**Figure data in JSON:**
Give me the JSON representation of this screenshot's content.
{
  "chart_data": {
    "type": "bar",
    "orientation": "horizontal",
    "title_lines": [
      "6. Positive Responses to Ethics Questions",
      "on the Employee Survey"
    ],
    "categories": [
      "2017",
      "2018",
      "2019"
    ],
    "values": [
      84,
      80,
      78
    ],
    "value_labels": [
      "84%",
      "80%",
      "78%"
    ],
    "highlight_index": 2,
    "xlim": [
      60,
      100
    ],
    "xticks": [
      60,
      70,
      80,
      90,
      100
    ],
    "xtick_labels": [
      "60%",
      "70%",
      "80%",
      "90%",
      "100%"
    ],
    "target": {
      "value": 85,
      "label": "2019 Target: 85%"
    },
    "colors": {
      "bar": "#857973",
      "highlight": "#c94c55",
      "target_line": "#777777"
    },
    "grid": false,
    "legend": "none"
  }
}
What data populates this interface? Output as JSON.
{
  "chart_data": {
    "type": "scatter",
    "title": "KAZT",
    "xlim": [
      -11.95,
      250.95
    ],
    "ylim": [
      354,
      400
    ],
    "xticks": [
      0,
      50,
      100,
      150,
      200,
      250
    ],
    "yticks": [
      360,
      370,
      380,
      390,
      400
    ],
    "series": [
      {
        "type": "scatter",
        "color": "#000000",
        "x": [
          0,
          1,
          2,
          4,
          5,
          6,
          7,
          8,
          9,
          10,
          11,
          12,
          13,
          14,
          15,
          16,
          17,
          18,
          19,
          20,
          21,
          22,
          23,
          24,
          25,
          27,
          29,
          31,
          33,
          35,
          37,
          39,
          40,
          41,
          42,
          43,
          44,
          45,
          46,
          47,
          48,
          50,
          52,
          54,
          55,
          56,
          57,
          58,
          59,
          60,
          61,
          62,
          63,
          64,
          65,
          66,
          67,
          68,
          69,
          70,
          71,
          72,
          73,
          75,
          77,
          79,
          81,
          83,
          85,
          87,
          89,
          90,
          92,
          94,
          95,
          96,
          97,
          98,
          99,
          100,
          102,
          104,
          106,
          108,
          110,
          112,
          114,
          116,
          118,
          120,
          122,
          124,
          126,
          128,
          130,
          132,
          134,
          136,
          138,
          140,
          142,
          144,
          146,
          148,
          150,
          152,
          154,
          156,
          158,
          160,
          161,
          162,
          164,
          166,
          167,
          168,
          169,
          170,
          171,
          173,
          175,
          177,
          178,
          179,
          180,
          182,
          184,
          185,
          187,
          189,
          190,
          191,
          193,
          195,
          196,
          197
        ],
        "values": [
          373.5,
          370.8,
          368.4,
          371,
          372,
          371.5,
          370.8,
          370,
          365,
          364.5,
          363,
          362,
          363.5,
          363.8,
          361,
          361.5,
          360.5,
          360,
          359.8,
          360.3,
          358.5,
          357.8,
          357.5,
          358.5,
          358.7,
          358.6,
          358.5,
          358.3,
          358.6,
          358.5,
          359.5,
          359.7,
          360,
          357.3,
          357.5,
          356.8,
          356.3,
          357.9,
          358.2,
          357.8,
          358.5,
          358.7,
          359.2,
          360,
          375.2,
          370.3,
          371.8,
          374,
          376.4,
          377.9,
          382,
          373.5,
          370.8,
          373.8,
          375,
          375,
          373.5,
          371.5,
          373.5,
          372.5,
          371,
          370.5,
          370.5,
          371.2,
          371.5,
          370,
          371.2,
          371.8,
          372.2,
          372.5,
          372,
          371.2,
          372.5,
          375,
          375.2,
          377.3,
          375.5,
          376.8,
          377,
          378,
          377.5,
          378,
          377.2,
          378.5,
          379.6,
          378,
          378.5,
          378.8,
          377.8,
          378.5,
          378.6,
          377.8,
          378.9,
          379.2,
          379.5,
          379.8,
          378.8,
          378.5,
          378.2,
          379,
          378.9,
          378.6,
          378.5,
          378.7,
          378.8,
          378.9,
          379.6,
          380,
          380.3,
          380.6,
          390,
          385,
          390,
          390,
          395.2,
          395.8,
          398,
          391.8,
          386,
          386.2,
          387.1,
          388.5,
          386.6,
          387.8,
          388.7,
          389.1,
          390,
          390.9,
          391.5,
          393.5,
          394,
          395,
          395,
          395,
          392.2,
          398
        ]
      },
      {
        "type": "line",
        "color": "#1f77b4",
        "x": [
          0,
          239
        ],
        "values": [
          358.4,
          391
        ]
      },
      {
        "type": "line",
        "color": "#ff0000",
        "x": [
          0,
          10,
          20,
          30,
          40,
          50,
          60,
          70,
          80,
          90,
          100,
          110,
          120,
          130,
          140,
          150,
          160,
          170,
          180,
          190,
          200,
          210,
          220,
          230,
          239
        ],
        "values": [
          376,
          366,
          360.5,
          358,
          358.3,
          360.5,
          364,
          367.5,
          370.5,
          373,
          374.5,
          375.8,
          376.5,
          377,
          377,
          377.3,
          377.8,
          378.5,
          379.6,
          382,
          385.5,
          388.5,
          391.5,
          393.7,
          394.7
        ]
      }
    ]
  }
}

**Instruction:**
Repeat each record in full; every line must match exactly.

**Response to this exercise:**
Give me the JSON representation of this screenshot's content.
{
  "chart_data": {
    "type": "bar",
    "orientation": "horizontal",
    "title_lines": [
      "6. Positive Responses to Ethics Questions",
      "on the Employee Survey"
    ],
    "categories": [
      "2017",
      "2018",
      "2019"
    ],
    "values": [
      84,
      80,
      78
    ],
    "value_labels": [
      "84%",
      "80%",
      "78%"
    ],
    "highlight_index": 2,
    "xlim": [
      60,
      100
    ],
    "xticks": [
      60,
      70,
      80,
      90,
      100
    ],
    "xtick_labels": [
      "60%",
      "70%",
      "80%",
      "90%",
      "100%"
    ],
    "target": {
      "value": 85,
      "label": "2019 Target: 85%"
    },
    "colors": {
      "bar": "#857973",
      "highlight": "#c94c55",
      "target_line": "#777777"
    },
    "grid": false,
    "legend": "none"
  }
}
What data populates this interface? Output as JSON.
{
  "chart_data": {
    "type": "scatter",
    "title": "KAZT",
    "xlim": [
      -11.95,
      250.95
    ],
    "ylim": [
      354,
      400
    ],
    "xticks": [
      0,
      50,
      100,
      150,
      200,
      250
    ],
    "yticks": [
      360,
      370,
      380,
      390,
      400
    ],
    "series": [
      {
        "type": "scatter",
        "color": "#000000",
        "x": [
          0,
          1,
          2,
          4,
          5,
          6,
          7,
          8,
          9,
          10,
          11,
          12,
          13,
          14,
          15,
          16,
          17,
          18,
          19,
          20,
          21,
          22,
          23,
          24,
          25,
          27,
          29,
          31,
          33,
          35,
          37,
          39,
          40,
          41,
          42,
          43,
          44,
          45,
          46,
          47,
          48,
          50,
          52,
          54,
          55,
          56,
          57,
          58,
          59,
          60,
          61,
          62,
          63,
          64,
          65,
          66,
          67,
          68,
          69,
          70,
          71,
          72,
          73,
          75,
          77,
          79,
          81,
          83,
          85,
          87,
          89,
          90,
          92,
          94,
          95,
          96,
          97,
          98,
          99,
          100,
          102,
          104,
          106,
          108,
          110,
          112,
          114,
          116,
          118,
          120,
          122,
          124,
          126,
          128,
          130,
          132,
          134,
          136,
          138,
          140,
          142,
          144,
          146,
          148,
          150,
          152,
          154,
          156,
          158,
          160,
          161,
          162,
          164,
          166,
          167,
          168,
          169,
          170,
          171,
          173,
          175,
          177,
          178,
          179,
          180,
          182,
          184,
          185,
          187,
          189,
          190,
          191,
          193,
          195,
          196,
          197
        ],
        "values": [
          373.5,
          370.8,
          368.4,
          371,
          372,
          371.5,
          370.8,
          370,
          365,
          364.5,
          363,
          362,
          363.5,
          363.8,
          361,
          361.5,
          360.5,
          360,
          359.8,
          360.3,
          358.5,
          357.8,
          357.5,
          358.5,
          358.7,
          358.6,
          358.5,
          358.3,
          358.6,
          358.5,
          359.5,
          359.7,
          360,
          357.3,
          357.5,
          356.8,
          356.3,
          357.9,
          358.2,
          357.8,
          358.5,
          358.7,
          359.2,
          360,
          375.2,
          370.3,
          371.8,
          374,
          376.4,
          377.9,
          382,
          373.5,
          370.8,
          373.8,
          375,
          375,
          373.5,
          371.5,
          373.5,
          372.5,
          371,
          370.5,
          370.5,
          371.2,
          371.5,
          370,
          371.2,
          371.8,
          372.2,
          372.5,
          372,
          371.2,
          372.5,
          375,
          375.2,
          377.3,
          375.5,
          376.8,
          377,
          378,
          377.5,
          378,
          377.2,
          378.5,
          379.6,
          378,
          378.5,
          378.8,
          377.8,
          378.5,
          378.6,
          377.8,
          378.9,
          379.2,
          379.5,
          379.8,
          378.8,
          378.5,
          378.2,
          379,
          378.9,
          378.6,
          378.5,
          378.7,
          378.8,
          378.9,
          379.6,
          380,
          380.3,
          380.6,
          390,
          385,
          390,
          390,
          395.2,
          395.8,
          398,
          391.8,
          386,
          386.2,
          387.1,
          388.5,
          386.6,
          387.8,
          388.7,
          389.1,
          390,
          390.9,
          391.5,
          393.5,
          394,
          395,
          395,
          395,
          392.2,
          398
        ]
      },
      {
        "type": "line",
        "color": "#1f77b4",
        "x": [
          0,
          239
        ],
        "values": [
          358.4,
          391
        ]
      },
      {
        "type": "line",
        "color": "#ff0000",
        "x": [
          0,
          10,
          20,
          30,
          40,
          50,
          60,
          70,
          80,
          90,
          100,
          110,
          120,
          130,
          140,
          150,
          160,
          170,
          180,
          190,
          200,
          210,
          220,
          230,
          239
        ],
        "values": [
          376,
          366,
          360.5,
          358,
          358.3,
          360.5,
          364,
          367.5,
          370.5,
          373,
          374.5,
          375.8,
          376.5,
          377,
          377,
          377.3,
          377.8,
          378.5,
          379.6,
          382,
          385.5,
          388.5,
          391.5,
          393.7,
          394.7
        ]
      }
    ]
  }
}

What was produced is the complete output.